__DATASET EXTRACT__:
╭──

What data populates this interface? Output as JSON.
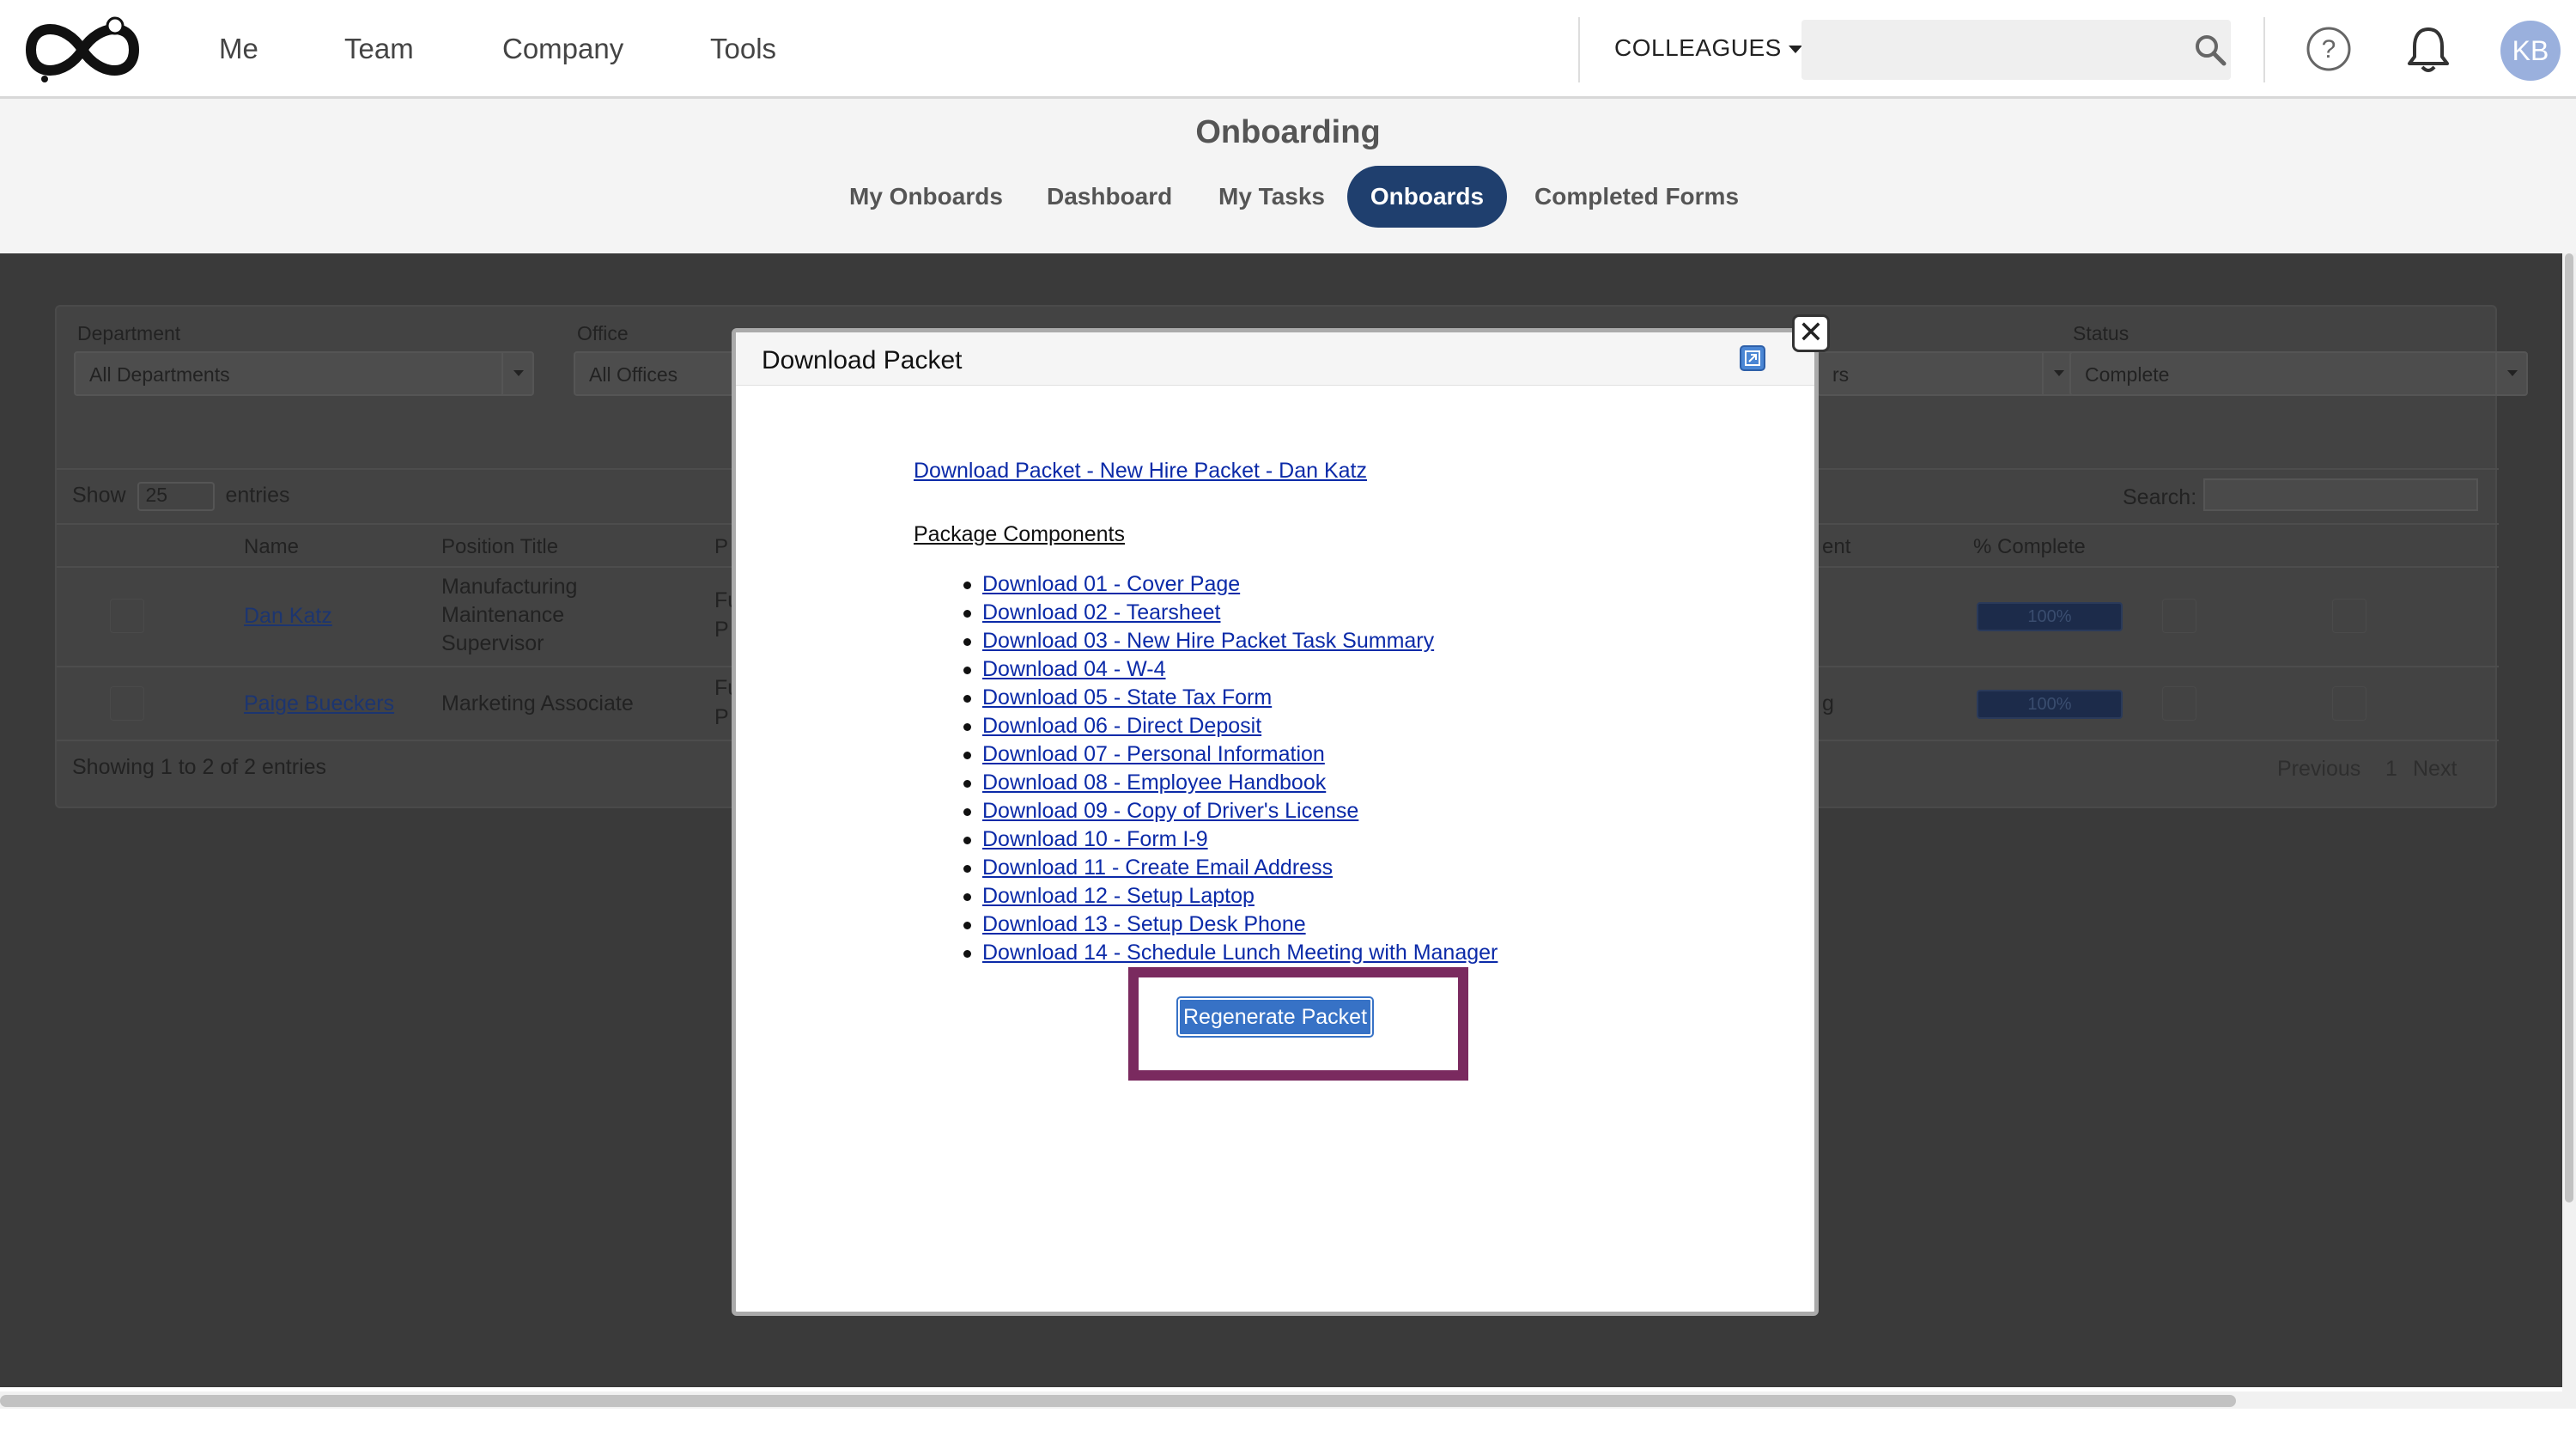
{
  "nav": {
    "items": [
      "Me",
      "Team",
      "Company",
      "Tools"
    ],
    "colleagues_label": "COLLEAGUES",
    "search_placeholder": "",
    "avatar_initials": "KB"
  },
  "subheader": {
    "title": "Onboarding",
    "tabs": [
      {
        "label": "My Onboards",
        "active": false
      },
      {
        "label": "Dashboard",
        "active": false
      },
      {
        "label": "My Tasks",
        "active": false
      },
      {
        "label": "Onboards",
        "active": true
      },
      {
        "label": "Completed Forms",
        "active": false
      }
    ]
  },
  "filters": {
    "department_label": "Department",
    "department_value": "All Departments",
    "office_label": "Office",
    "office_value": "All Offices",
    "partial_value": "rs",
    "status_label": "Status",
    "status_value": "Complete"
  },
  "table": {
    "show_label": "Show",
    "show_value": "25",
    "entries_label": "entries",
    "search_label": "Search:",
    "headers": {
      "name": "Name",
      "position": "Position Title",
      "partial_p": "P",
      "partial_ent": "ent",
      "percent": "% Complete"
    },
    "rows": [
      {
        "name": "Dan Katz",
        "position": "Manufacturing Maintenance Supervisor",
        "p1": "Fu",
        "p2": "P",
        "col4": "",
        "percent": "100%"
      },
      {
        "name": "Paige Bueckers",
        "position": "Marketing Associate",
        "p1": "Fu",
        "p2": "P",
        "col4": "g",
        "percent": "100%"
      }
    ],
    "showing_text": "Showing 1 to 2 of 2 entries",
    "pager": {
      "previous": "Previous",
      "page": "1",
      "next": "Next"
    }
  },
  "modal": {
    "title": "Download Packet",
    "packet_link": "Download Packet - New Hire Packet - Dan Katz",
    "components_title": "Package Components",
    "components": [
      "Download 01 - Cover Page",
      "Download 02 - Tearsheet",
      "Download 03 - New Hire Packet Task Summary",
      "Download 04 - W-4",
      "Download 05 - State Tax Form",
      "Download 06 - Direct Deposit",
      "Download 07 - Personal Information",
      "Download 08 - Employee Handbook",
      "Download 09 - Copy of Driver's License",
      "Download 10 - Form I-9",
      "Download 11 - Create Email Address",
      "Download 12 - Setup Laptop",
      "Download 13 - Setup Desk Phone",
      "Download 14 - Schedule Lunch Meeting with Manager"
    ],
    "regenerate_label": "Regenerate Packet",
    "close_glyph": "✕"
  },
  "colors": {
    "active_tab": "#1f3f6e",
    "link": "#0b2aa8",
    "button": "#3772c6",
    "highlight": "#7a2a5f",
    "avatar": "#9ab0dd"
  }
}
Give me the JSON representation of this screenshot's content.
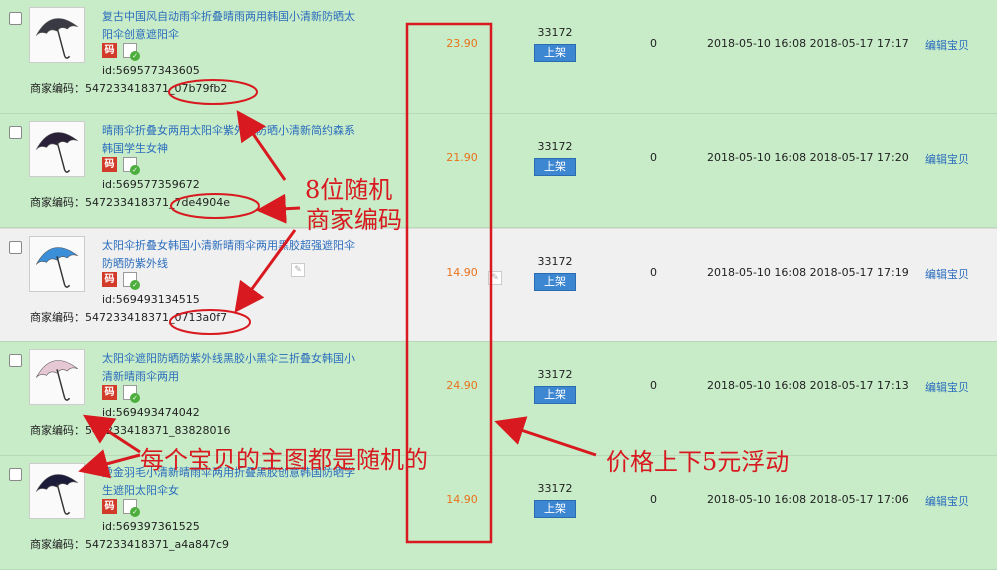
{
  "items": [
    {
      "title": "复古中国风自动雨伞折叠晴雨两用韩国小清新防晒太阳伞创意遮阳伞",
      "badge": "码",
      "id": "id:569577343605",
      "code": "商家编码：547233418371_07b79fb2",
      "price": "23.90",
      "stock": "33172",
      "shelf_label": "上架",
      "sold": "0",
      "time": "2018-05-10 16:08 2018-05-17 17:17",
      "edit": "编辑宝贝",
      "thumb_color": "#3a3a44"
    },
    {
      "title": "晴雨伞折叠女两用太阳伞紫外线防晒小清新简约森系韩国学生女神",
      "badge": "码",
      "id": "id:569577359672",
      "code": "商家编码：547233418371_7de4904e",
      "price": "21.90",
      "stock": "33172",
      "shelf_label": "上架",
      "sold": "0",
      "time": "2018-05-10 16:08 2018-05-17 17:20",
      "edit": "编辑宝贝",
      "thumb_color": "#2a2038"
    },
    {
      "title": "太阳伞折叠女韩国小清新晴雨伞两用黑胶超强遮阳伞防晒防紫外线",
      "badge": "码",
      "id": "id:569493134515",
      "code": "商家编码：547233418371_0713a0f7",
      "price": "14.90",
      "stock": "33172",
      "shelf_label": "上架",
      "sold": "0",
      "time": "2018-05-10 16:08 2018-05-17 17:19",
      "edit": "编辑宝贝",
      "thumb_color": "#3a8fd8"
    },
    {
      "title": "太阳伞遮阳防晒防紫外线黑胶小黑伞三折叠女韩国小清新晴雨伞两用",
      "badge": "码",
      "id": "id:569493474042",
      "code": "商家编码：547233418371_83828016",
      "price": "24.90",
      "stock": "33172",
      "shelf_label": "上架",
      "sold": "0",
      "time": "2018-05-10 16:08 2018-05-17 17:13",
      "edit": "编辑宝贝",
      "thumb_color": "#e6c8d4"
    },
    {
      "title": "烫金羽毛小清新晴雨伞两用折叠黑胶创意韩国防晒学生遮阳太阳伞女",
      "badge": "码",
      "id": "id:569397361525",
      "code": "商家编码：547233418371_a4a847c9",
      "price": "14.90",
      "stock": "33172",
      "shelf_label": "上架",
      "sold": "0",
      "time": "2018-05-10 16:08 2018-05-17 17:06",
      "edit": "编辑宝贝",
      "thumb_color": "#1c1c3a"
    }
  ],
  "annotations": {
    "random_code_line1": "8位随机",
    "random_code_line2": "商家编码",
    "random_image": "每个宝贝的主图都是随机的",
    "price_float": "价格上下5元浮动"
  },
  "colors": {
    "annotation": "#d8191f",
    "row_bg": "#c8ecc8",
    "link": "#2a6cbd",
    "price": "#e8721a",
    "button": "#3d87d2"
  }
}
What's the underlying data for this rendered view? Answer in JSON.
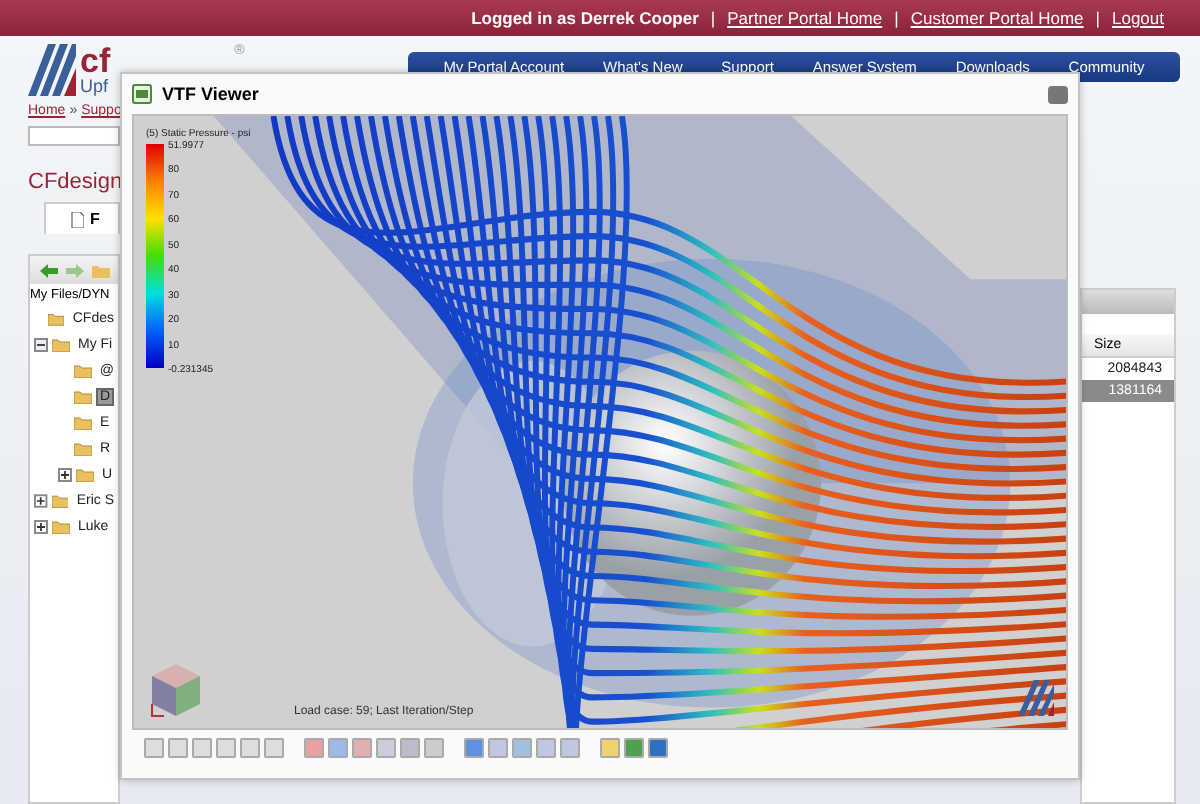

╰──

__TASK DIRECTIONS__: Reproduce the material in full, word for word, and omit the pictures.

__REPLY TO THE TASK__:
What data populates this interface? Output as JSON.
{
  "nav": {
    "items": [
      "Me",
      "Team",
      "Company",
      "Tools"
    ],
    "colleagues_label": "COLLEAGUES",
    "search_placeholder": "",
    "avatar_initials": "KB"
  },
  "subheader": {
    "title": "Onboarding",
    "tabs": [
      {
        "label": "My Onboards",
        "active": false
      },
      {
        "label": "Dashboard",
        "active": false
      },
      {
        "label": "My Tasks",
        "active": false
      },
      {
        "label": "Onboards",
        "active": true
      },
      {
        "label": "Completed Forms",
        "active": false
      }
    ]
  },
  "filters": {
    "department_label": "Department",
    "department_value": "All Departments",
    "office_label": "Office",
    "office_value": "All Offices",
    "partial_value": "rs",
    "status_label": "Status",
    "status_value": "Complete"
  },
  "table": {
    "show_label": "Show",
    "show_value": "25",
    "entries_label": "entries",
    "search_label": "Search:",
    "headers": {
      "name": "Name",
      "position": "Position Title",
      "partial_p": "P",
      "partial_ent": "ent",
      "percent": "% Complete"
    },
    "rows": [
      {
        "name": "Dan Katz",
        "position": "Manufacturing Maintenance Supervisor",
        "p1": "Fu",
        "p2": "P",
        "col4": "",
        "percent": "100%"
      },
      {
        "name": "Paige Bueckers",
        "position": "Marketing Associate",
        "p1": "Fu",
        "p2": "P",
        "col4": "g",
        "percent": "100%"
      }
    ],
    "showing_text": "Showing 1 to 2 of 2 entries",
    "pager": {
      "previous": "Previous",
      "page": "1",
      "next": "Next"
    }
  },
  "modal": {
    "title": "Download Packet",
    "packet_link": "Download Packet - New Hire Packet - Dan Katz",
    "components_title": "Package Components",
    "components": [
      "Download 01 - Cover Page",
      "Download 02 - Tearsheet",
      "Download 03 - New Hire Packet Task Summary",
      "Download 04 - W-4",
      "Download 05 - State Tax Form",
      "Download 06 - Direct Deposit",
      "Download 07 - Personal Information",
      "Download 08 - Employee Handbook",
      "Download 09 - Copy of Driver's License",
      "Download 10 - Form I-9",
      "Download 11 - Create Email Address",
      "Download 12 - Setup Laptop",
      "Download 13 - Setup Desk Phone",
      "Download 14 - Schedule Lunch Meeting with Manager"
    ],
    "regenerate_label": "Regenerate Packet",
    "close_glyph": "✕"
  },
  "colors": {
    "active_tab": "#1f3f6e",
    "link": "#0b2aa8",
    "button": "#3772c6",
    "highlight": "#7a2a5f",
    "avatar": "#9ab0dd"
  }
}
Give me the JSON representation of this screenshot's content.
{
  "items": [
    {
      "title": "复古中国风自动雨伞折叠晴雨两用韩国小清新防晒太阳伞创意遮阳伞",
      "badge": "码",
      "id": "id:569577343605",
      "code": "商家编码：547233418371_07b79fb2",
      "price": "23.90",
      "stock": "33172",
      "shelf_label": "上架",
      "sold": "0",
      "time": "2018-05-10 16:08 2018-05-17 17:17",
      "edit": "编辑宝贝",
      "thumb_color": "#3a3a44"
    },
    {
      "title": "晴雨伞折叠女两用太阳伞紫外线防晒小清新简约森系韩国学生女神",
      "badge": "码",
      "id": "id:569577359672",
      "code": "商家编码：547233418371_7de4904e",
      "price": "21.90",
      "stock": "33172",
      "shelf_label": "上架",
      "sold": "0",
      "time": "2018-05-10 16:08 2018-05-17 17:20",
      "edit": "编辑宝贝",
      "thumb_color": "#2a2038"
    },
    {
      "title": "太阳伞折叠女韩国小清新晴雨伞两用黑胶超强遮阳伞防晒防紫外线",
      "badge": "码",
      "id": "id:569493134515",
      "code": "商家编码：547233418371_0713a0f7",
      "price": "14.90",
      "stock": "33172",
      "shelf_label": "上架",
      "sold": "0",
      "time": "2018-05-10 16:08 2018-05-17 17:19",
      "edit": "编辑宝贝",
      "thumb_color": "#3a8fd8"
    },
    {
      "title": "太阳伞遮阳防晒防紫外线黑胶小黑伞三折叠女韩国小清新晴雨伞两用",
      "badge": "码",
      "id": "id:569493474042",
      "code": "商家编码：547233418371_83828016",
      "price": "24.90",
      "stock": "33172",
      "shelf_label": "上架",
      "sold": "0",
      "time": "2018-05-10 16:08 2018-05-17 17:13",
      "edit": "编辑宝贝",
      "thumb_color": "#e6c8d4"
    },
    {
      "title": "烫金羽毛小清新晴雨伞两用折叠黑胶创意韩国防晒学生遮阳太阳伞女",
      "badge": "码",
      "id": "id:569397361525",
      "code": "商家编码：547233418371_a4a847c9",
      "price": "14.90",
      "stock": "33172",
      "shelf_label": "上架",
      "sold": "0",
      "time": "2018-05-10 16:08 2018-05-17 17:06",
      "edit": "编辑宝贝",
      "thumb_color": "#1c1c3a"
    }
  ],
  "annotations": {
    "random_code_line1": "8位随机",
    "random_code_line2": "商家编码",
    "random_image": "每个宝贝的主图都是随机的",
    "price_float": "价格上下5元浮动"
  },
  "colors": {
    "annotation": "#d8191f",
    "row_bg": "#c8ecc8",
    "link": "#2a6cbd",
    "price": "#e8721a",
    "button": "#3d87d2"
  }
}
What's the underlying data for this rendered view? Answer in JSON.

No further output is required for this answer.